**What to do**
The line containing "Decode this image" marks the start; return it and every line after it in the listing below, exactly, through the last.

━━━━━━━━━━━━━━━━

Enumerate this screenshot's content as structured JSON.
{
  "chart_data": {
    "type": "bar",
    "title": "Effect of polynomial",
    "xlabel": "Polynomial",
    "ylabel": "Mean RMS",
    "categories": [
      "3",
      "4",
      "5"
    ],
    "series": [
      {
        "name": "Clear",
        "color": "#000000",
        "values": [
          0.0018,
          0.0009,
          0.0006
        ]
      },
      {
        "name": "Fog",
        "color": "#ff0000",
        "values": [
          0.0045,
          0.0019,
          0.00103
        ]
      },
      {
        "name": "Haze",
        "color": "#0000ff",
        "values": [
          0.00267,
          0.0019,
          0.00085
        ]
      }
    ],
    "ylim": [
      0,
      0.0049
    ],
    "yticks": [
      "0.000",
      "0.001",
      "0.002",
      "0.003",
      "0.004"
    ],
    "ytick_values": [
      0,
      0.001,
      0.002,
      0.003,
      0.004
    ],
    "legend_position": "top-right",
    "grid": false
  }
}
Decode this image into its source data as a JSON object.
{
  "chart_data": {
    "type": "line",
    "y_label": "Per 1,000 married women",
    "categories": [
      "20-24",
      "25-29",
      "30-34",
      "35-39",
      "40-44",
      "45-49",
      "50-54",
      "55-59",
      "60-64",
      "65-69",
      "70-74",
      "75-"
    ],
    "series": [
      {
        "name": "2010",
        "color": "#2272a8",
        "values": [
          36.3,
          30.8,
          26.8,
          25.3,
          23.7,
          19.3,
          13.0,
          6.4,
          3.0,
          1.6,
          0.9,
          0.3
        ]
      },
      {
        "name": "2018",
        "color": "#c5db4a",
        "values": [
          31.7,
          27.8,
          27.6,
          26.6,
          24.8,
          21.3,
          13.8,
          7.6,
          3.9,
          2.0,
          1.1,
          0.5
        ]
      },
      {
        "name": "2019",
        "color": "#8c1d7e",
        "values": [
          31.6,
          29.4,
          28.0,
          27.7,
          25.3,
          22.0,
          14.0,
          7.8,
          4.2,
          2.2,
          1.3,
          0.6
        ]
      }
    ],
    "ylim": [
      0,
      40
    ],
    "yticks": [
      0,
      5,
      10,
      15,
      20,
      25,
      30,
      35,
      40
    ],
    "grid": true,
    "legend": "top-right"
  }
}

━━━━━━━━━━━━━━━━

**Task solution**
Decode this image into its source data as a JSON object.
{
  "chart_data": {
    "type": "line",
    "y_label": "Per 1,000 married women",
    "categories": [
      "20-24",
      "25-29",
      "30-34",
      "35-39",
      "40-44",
      "45-49",
      "50-54",
      "55-59",
      "60-64",
      "65-69",
      "70-74",
      "75-"
    ],
    "series": [
      {
        "name": "2010",
        "color": "#2272a8",
        "values": [
          36.3,
          30.8,
          26.8,
          25.3,
          23.7,
          19.3,
          13.0,
          6.4,
          3.0,
          1.6,
          0.9,
          0.3
        ]
      },
      {
        "name": "2018",
        "color": "#c5db4a",
        "values": [
          31.7,
          27.8,
          27.6,
          26.6,
          24.8,
          21.3,
          13.8,
          7.6,
          3.9,
          2.0,
          1.1,
          0.5
        ]
      },
      {
        "name": "2019",
        "color": "#8c1d7e",
        "values": [
          31.6,
          29.4,
          28.0,
          27.7,
          25.3,
          22.0,
          14.0,
          7.8,
          4.2,
          2.2,
          1.3,
          0.6
        ]
      }
    ],
    "ylim": [
      0,
      40
    ],
    "yticks": [
      0,
      5,
      10,
      15,
      20,
      25,
      30,
      35,
      40
    ],
    "grid": true,
    "legend": "top-right"
  }
}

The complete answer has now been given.